Instructions to follow
Return the lines where the word "alapját" occurs.

Entries
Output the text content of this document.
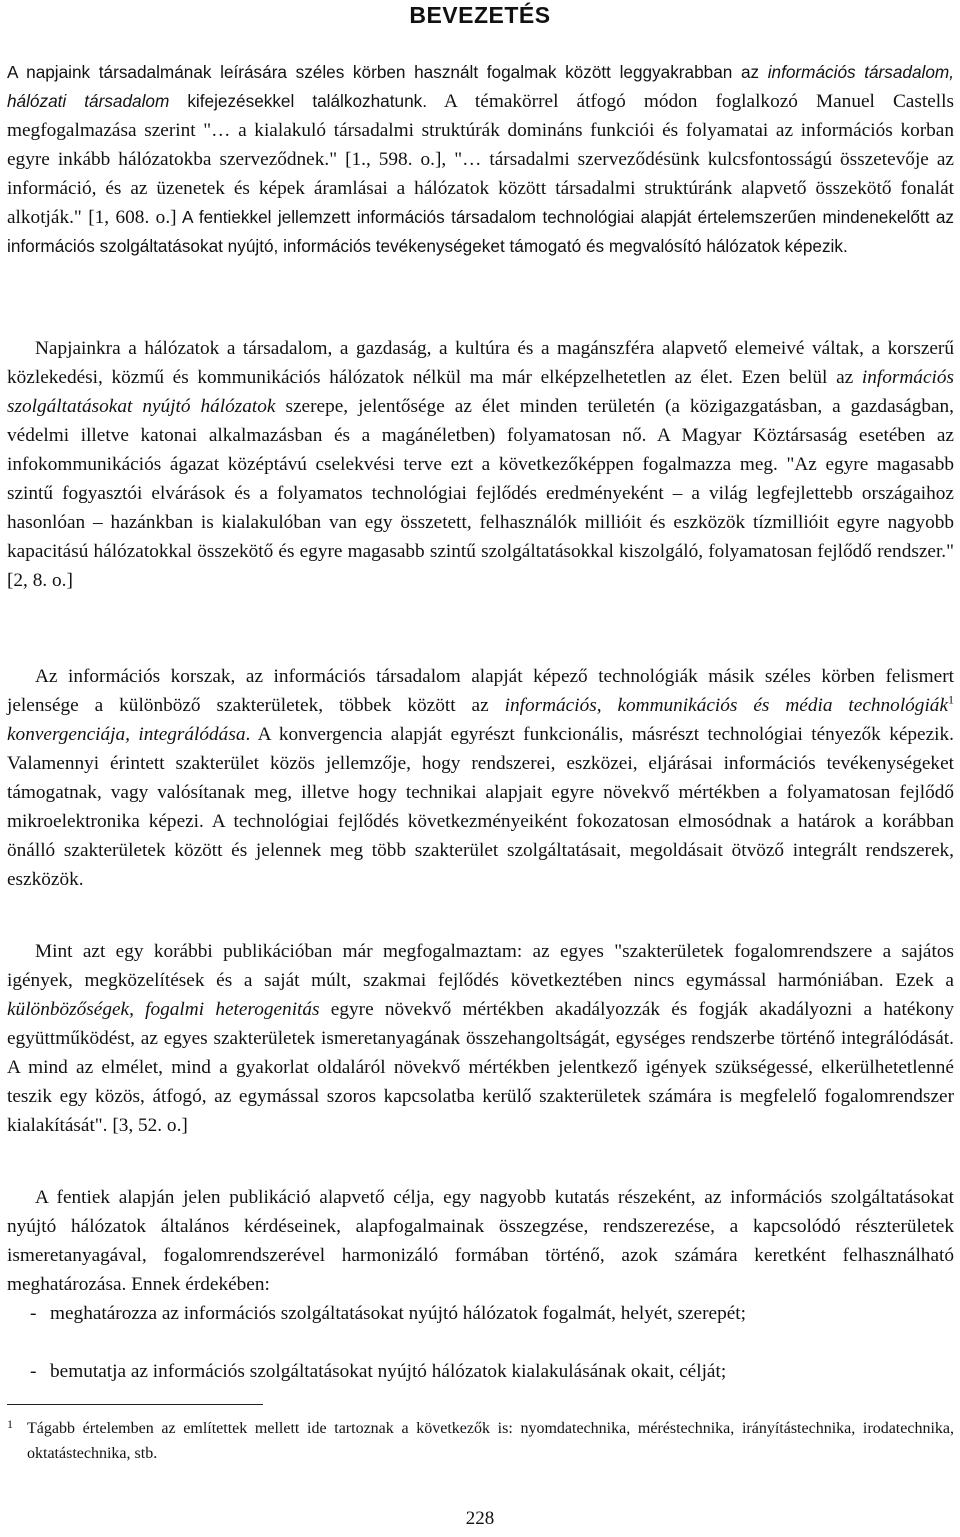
BEVEZETÉS
A napjaink társadalmának leírására széles körben használt fogalmak között leggyakrabban az információs társadalom, hálózati társadalom kifejezésekkel találkozhatunk. A témakörrel átfogó módon foglalkozó Manuel Castells megfogalmazása szerint "… a kialakuló társadalmi struktúrák domináns funkciói és folyamatai az információs korban egyre inkább hálózatokba szerveződnek." [1., 598. o.], "… társadalmi szerveződésünk kulcsfontosságú összetevője az információ, és az üzenetek és képek áramlásai a hálózatok között társadalmi struktúránk alapvető összekötő fonalát alkotják." [1, 608. o.] A fentiekkel jellemzett információs társadalom technológiai alapját értelemszerűen mindenekelőtt az információs szolgáltatásokat nyújtó, információs tevékenységeket támogató és megvalósító hálózatok képezik.
Napjainkra a hálózatok a társadalom, a gazdaság, a kultúra és a magánszféra alapvető elemeivé váltak, a korszerű közlekedési, közmű és kommunikációs hálózatok nélkül ma már elképzelhetetlen az élet. Ezen belül az információs szolgáltatásokat nyújtó hálózatok szerepe, jelentősége az élet minden területén (a közigazgatásban, a gazdaságban, védelmi illetve katonai alkalmazásban és a magánéletben) folyamatosan nő. A Magyar Köztársaság esetében az infokommunikációs ágazat középtávú cselekvési terve ezt a következőképpen fogalmazza meg. "Az egyre magasabb szintű fogyasztói elvárások és a folyamatos technológiai fejlődés eredményeként – a világ legfejlettebb országaihoz hasonlóan – hazánkban is kialakulóban van egy összetett, felhasználók millióit és eszközök tízmillióit egyre nagyobb kapacitású hálózatokkal összekötő és egyre magasabb szintű szolgáltatásokkal kiszolgáló, folyamatosan fejlődő rendszer." [2, 8. o.]
Az információs korszak, az információs társadalom alapját képező technológiák másik széles körben felismert jelensége a különböző szakterületek, többek között az információs, kommunikációs és média technológiák$^1$ konvergenciája, integrálódása. A konvergencia alapját egyrészt funkcionális, másrészt technológiai tényezők képezik. Valamennyi érintett szakterület közös jellemzője, hogy rendszerei, eszközei, eljárásai információs tevékenységeket támogatnak, vagy valósítanak meg, illetve hogy technikai alapjait egyre növekvő mértékben a folyamatosan fejlődő mikroelektronika képezi. A technológiai fejlődés következményeiként fokozatosan elmosódnak a határok a korábban önálló szakterületek között és jelennek meg több szakterület szolgáltatásait, megoldásait ötvöző integrált rendszerek, eszközök.
Mint azt egy korábbi publikációban már megfogalmaztam: az egyes "szakterületek fogalomrendszere a sajátos igények, megközelítések és a saját múlt, szakmai fejlődés következtében nincs egymással harmóniában. Ezek a különbözőségek, fogalmi heterogenitás egyre növekvő mértékben akadályozzák és fogják akadályozni a hatékony együttműködést, az egyes szakterületek ismeretanyagának összehangoltságát, egységes rendszerbe történő integrálódását. A mind az elmélet, mind a gyakorlat oldaláról növekvő mértékben jelentkező igények szükségessé, elkerülhetetlenné teszik egy közös, átfogó, az egymással szoros kapcsolatba kerülő szakterületek számára is megfelelő fogalomrendszer kialakítását". [3, 52. o.]
A fentiek alapján jelen publikáció alapvető célja, egy nagyobb kutatás részeként, az információs szolgáltatásokat nyújtó hálózatok általános kérdéseinek, alapfogalmainak összegzése, rendszerezése, a kapcsolódó részterületek ismeretanyagával, fogalomrendszerével harmonizáló formában történő, azok számára keretként felhasználható meghatározása. Ennek érdekében:
- meghatározza az információs szolgáltatásokat nyújtó hálózatok fogalmát, helyét, szerepét;
- bemutatja az információs szolgáltatásokat nyújtó hálózatok kialakulásának okait, célját;
1 Tágabb értelemben az említettek mellett ide tartoznak a következők is: nyomdatechnika, méréstechnika, irányítástechnika, irodatechnika, oktatástechnika, stb.
228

Completed exercise
A napjaink társadalmának leírására széles körben használt fogalmak között leggyakrabban az információs társadalom, hálózati társadalom kifejezésekkel találkozhatunk. A témakörrel átfogó módon foglalkozó Manuel Castells megfogalmazása szerint "… a kialakuló társadalmi struktúrák domináns funkciói és folyamatai az információs korban egyre inkább hálózatokba szerveződnek." [1., 598. o.], "… társadalmi szerveződésünk kulcsfontosságú összetevője az információ, és az üzenetek és képek áramlásai a hálózatok között társadalmi struktúránk alapvető összekötő fonalát alkotják." [1, 608. o.] A fentiekkel jellemzett információs társadalom technológiai alapját értelemszerűen mindenekelőtt az információs szolgáltatásokat nyújtó, információs tevékenységeket támogató és megvalósító hálózatok képezik.
Az információs korszak, az információs társadalom alapját képező technológiák másik széles körben felismert jelensége a különböző szakterületek, többek között az információs, kommunikációs és média technológiák$^1$ konvergenciája, integrálódása. A konvergencia alapját egyrészt funkcionális, másrészt technológiai tényezők képezik. Valamennyi érintett szakterület közös jellemzője, hogy rendszerei, eszközei, eljárásai információs tevékenységeket támogatnak, vagy valósítanak meg, illetve hogy technikai alapjait egyre növekvő mértékben a folyamatosan fejlődő mikroelektronika képezi. A technológiai fejlődés következményeiként fokozatosan elmosódnak a határok a korábban önálló szakterületek között és jelennek meg több szakterület szolgáltatásait, megoldásait ötvöző integrált rendszerek, eszközök.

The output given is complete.